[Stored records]
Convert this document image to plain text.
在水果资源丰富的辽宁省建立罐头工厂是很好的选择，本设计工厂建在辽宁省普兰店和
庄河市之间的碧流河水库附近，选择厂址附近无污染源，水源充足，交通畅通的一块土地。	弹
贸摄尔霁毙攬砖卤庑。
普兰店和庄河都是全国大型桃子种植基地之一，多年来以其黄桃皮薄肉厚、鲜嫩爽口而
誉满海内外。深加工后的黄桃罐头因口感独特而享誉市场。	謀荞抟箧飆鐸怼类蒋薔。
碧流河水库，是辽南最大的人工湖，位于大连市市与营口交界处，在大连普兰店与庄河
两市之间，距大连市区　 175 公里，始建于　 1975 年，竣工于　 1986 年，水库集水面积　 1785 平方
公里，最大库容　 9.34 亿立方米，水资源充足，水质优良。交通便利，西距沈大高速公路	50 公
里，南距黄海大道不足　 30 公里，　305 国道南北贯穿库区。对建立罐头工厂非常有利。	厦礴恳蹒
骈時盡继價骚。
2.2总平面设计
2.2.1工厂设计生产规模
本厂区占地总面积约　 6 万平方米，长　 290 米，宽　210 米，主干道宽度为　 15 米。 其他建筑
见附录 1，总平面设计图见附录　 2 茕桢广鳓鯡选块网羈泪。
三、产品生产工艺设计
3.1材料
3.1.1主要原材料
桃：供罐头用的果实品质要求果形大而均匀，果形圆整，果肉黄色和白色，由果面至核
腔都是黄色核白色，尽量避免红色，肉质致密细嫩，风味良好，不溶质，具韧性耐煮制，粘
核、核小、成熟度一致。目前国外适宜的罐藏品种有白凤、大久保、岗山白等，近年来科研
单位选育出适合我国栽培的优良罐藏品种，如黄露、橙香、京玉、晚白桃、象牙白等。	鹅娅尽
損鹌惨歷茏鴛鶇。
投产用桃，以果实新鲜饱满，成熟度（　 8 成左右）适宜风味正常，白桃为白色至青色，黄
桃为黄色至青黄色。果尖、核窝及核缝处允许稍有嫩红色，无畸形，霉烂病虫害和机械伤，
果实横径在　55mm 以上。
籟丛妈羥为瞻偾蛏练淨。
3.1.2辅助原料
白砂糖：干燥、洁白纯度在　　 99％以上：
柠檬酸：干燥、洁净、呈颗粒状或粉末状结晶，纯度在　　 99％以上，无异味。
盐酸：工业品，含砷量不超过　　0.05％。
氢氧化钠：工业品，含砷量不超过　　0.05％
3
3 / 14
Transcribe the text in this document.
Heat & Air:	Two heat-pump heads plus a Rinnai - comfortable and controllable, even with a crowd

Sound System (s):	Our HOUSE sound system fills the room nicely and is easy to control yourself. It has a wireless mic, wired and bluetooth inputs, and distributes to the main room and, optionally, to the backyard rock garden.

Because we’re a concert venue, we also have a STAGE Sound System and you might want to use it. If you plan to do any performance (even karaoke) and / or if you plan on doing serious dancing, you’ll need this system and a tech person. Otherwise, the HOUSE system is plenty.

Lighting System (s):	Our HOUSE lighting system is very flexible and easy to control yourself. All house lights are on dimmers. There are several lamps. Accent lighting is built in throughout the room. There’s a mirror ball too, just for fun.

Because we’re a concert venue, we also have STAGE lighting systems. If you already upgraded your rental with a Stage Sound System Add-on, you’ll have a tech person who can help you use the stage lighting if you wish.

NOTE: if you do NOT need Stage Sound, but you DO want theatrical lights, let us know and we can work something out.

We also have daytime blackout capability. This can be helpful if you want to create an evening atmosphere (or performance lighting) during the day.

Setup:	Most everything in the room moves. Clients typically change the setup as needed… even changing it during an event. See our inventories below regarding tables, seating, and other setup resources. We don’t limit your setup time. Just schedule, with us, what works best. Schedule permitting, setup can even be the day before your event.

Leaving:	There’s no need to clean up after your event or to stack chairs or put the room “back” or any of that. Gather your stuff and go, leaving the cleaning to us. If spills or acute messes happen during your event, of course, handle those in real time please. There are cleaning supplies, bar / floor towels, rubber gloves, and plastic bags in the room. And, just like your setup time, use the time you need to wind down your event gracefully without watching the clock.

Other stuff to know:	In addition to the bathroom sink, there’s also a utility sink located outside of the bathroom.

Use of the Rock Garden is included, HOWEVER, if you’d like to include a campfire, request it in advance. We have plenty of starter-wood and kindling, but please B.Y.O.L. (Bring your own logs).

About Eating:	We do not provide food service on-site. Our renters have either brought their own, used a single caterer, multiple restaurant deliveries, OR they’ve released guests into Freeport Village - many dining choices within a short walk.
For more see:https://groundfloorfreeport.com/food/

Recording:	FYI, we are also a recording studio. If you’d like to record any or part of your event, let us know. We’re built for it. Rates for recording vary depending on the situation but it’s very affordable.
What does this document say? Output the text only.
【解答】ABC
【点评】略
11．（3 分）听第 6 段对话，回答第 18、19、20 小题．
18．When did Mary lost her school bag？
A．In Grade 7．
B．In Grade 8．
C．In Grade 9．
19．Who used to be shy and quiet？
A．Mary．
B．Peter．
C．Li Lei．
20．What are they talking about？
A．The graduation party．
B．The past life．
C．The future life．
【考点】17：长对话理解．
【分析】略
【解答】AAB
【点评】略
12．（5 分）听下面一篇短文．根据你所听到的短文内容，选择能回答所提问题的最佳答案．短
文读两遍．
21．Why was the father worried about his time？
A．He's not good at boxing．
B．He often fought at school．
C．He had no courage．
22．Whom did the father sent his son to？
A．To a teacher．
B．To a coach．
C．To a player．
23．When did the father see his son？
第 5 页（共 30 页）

» **Problem to work on**
Write the data back out verbatim.

» **Written response**
Convert this document image to plain text.
在水果资源丰富的辽宁省建立罐头工厂是很好的选择，本设计工厂建在辽宁省普兰店和
庄河市之间的碧流河水库附近，选择厂址附近无污染源，水源充足，交通畅通的一块土地。	弹
贸摄尔霁毙攬砖卤庑。
普兰店和庄河都是全国大型桃子种植基地之一，多年来以其黄桃皮薄肉厚、鲜嫩爽口而
誉满海内外。深加工后的黄桃罐头因口感独特而享誉市场。	謀荞抟箧飆鐸怼类蒋薔。
碧流河水库，是辽南最大的人工湖，位于大连市市与营口交界处，在大连普兰店与庄河
两市之间，距大连市区　 175 公里，始建于　 1975 年，竣工于　 1986 年，水库集水面积　 1785 平方
公里，最大库容　 9.34 亿立方米，水资源充足，水质优良。交通便利，西距沈大高速公路	50 公
里，南距黄海大道不足　 30 公里，　305 国道南北贯穿库区。对建立罐头工厂非常有利。	厦礴恳蹒
骈時盡继價骚。
2.2总平面设计
2.2.1工厂设计生产规模
本厂区占地总面积约　 6 万平方米，长　 290 米，宽　210 米，主干道宽度为　 15 米。 其他建筑
见附录 1，总平面设计图见附录　 2 茕桢广鳓鯡选块网羈泪。
三、产品生产工艺设计
3.1材料
3.1.1主要原材料
桃：供罐头用的果实品质要求果形大而均匀，果形圆整，果肉黄色和白色，由果面至核
腔都是黄色核白色，尽量避免红色，肉质致密细嫩，风味良好，不溶质，具韧性耐煮制，粘
核、核小、成熟度一致。目前国外适宜的罐藏品种有白凤、大久保、岗山白等，近年来科研
单位选育出适合我国栽培的优良罐藏品种，如黄露、橙香、京玉、晚白桃、象牙白等。	鹅娅尽
損鹌惨歷茏鴛鶇。
投产用桃，以果实新鲜饱满，成熟度（　 8 成左右）适宜风味正常，白桃为白色至青色，黄
桃为黄色至青黄色。果尖、核窝及核缝处允许稍有嫩红色，无畸形，霉烂病虫害和机械伤，
果实横径在　55mm 以上。
籟丛妈羥为瞻偾蛏练淨。
3.1.2辅助原料
白砂糖：干燥、洁白纯度在　　 99％以上：
柠檬酸：干燥、洁净、呈颗粒状或粉末状结晶，纯度在　　 99％以上，无异味。
盐酸：工业品，含砷量不超过　　0.05％。
氢氧化钠：工业品，含砷量不超过　　0.05％
3
3 / 14
Transcribe the text in this document.
Heat & Air:	Two heat-pump heads plus a Rinnai - comfortable and controllable, even with a crowd

Sound System (s):	Our HOUSE sound system fills the room nicely and is easy to control yourself. It has a wireless mic, wired and bluetooth inputs, and distributes to the main room and, optionally, to the backyard rock garden.

Because we’re a concert venue, we also have a STAGE Sound System and you might want to use it. If you plan to do any performance (even karaoke) and / or if you plan on doing serious dancing, you’ll need this system and a tech person. Otherwise, the HOUSE system is plenty.

Lighting System (s):	Our HOUSE lighting system is very flexible and easy to control yourself. All house lights are on dimmers. There are several lamps. Accent lighting is built in throughout the room. There’s a mirror ball too, just for fun.

Because we’re a concert venue, we also have STAGE lighting systems. If you already upgraded your rental with a Stage Sound System Add-on, you’ll have a tech person who can help you use the stage lighting if you wish.

NOTE: if you do NOT need Stage Sound, but you DO want theatrical lights, let us know and we can work something out.

We also have daytime blackout capability. This can be helpful if you want to create an evening atmosphere (or performance lighting) during the day.

Setup:	Most everything in the room moves. Clients typically change the setup as needed… even changing it during an event. See our inventories below regarding tables, seating, and other setup resources. We don’t limit your setup time. Just schedule, with us, what works best. Schedule permitting, setup can even be the day before your event.

Leaving:	There’s no need to clean up after your event or to stack chairs or put the room “back” or any of that. Gather your stuff and go, leaving the cleaning to us. If spills or acute messes happen during your event, of course, handle those in real time please. There are cleaning supplies, bar / floor towels, rubber gloves, and plastic bags in the room. And, just like your setup time, use the time you need to wind down your event gracefully without watching the clock.

Other stuff to know:	In addition to the bathroom sink, there’s also a utility sink located outside of the bathroom.

Use of the Rock Garden is included, HOWEVER, if you’d like to include a campfire, request it in advance. We have plenty of starter-wood and kindling, but please B.Y.O.L. (Bring your own logs).

About Eating:	We do not provide food service on-site. Our renters have either brought their own, used a single caterer, multiple restaurant deliveries, OR they’ve released guests into Freeport Village - many dining choices within a short walk.
For more see:https://groundfloorfreeport.com/food/

Recording:	FYI, we are also a recording studio. If you’d like to record any or part of your event, let us know. We’re built for it. Rates for recording vary depending on the situation but it’s very affordable.
What does this document say? Output the text only.
【解答】ABC
【点评】略
11．（3 分）听第 6 段对话，回答第 18、19、20 小题．
18．When did Mary lost her school bag？
A．In Grade 7．
B．In Grade 8．
C．In Grade 9．
19．Who used to be shy and quiet？
A．Mary．
B．Peter．
C．Li Lei．
20．What are they talking about？
A．The graduation party．
B．The past life．
C．The future life．
【考点】17：长对话理解．
【分析】略
【解答】AAB
【点评】略
12．（5 分）听下面一篇短文．根据你所听到的短文内容，选择能回答所提问题的最佳答案．短
文读两遍．
21．Why was the father worried about his time？
A．He's not good at boxing．
B．He often fought at school．
C．He had no courage．
22．Whom did the father sent his son to？
A．To a teacher．
B．To a coach．
C．To a player．
23．When did the father see his son？
第 5 页（共 30 页）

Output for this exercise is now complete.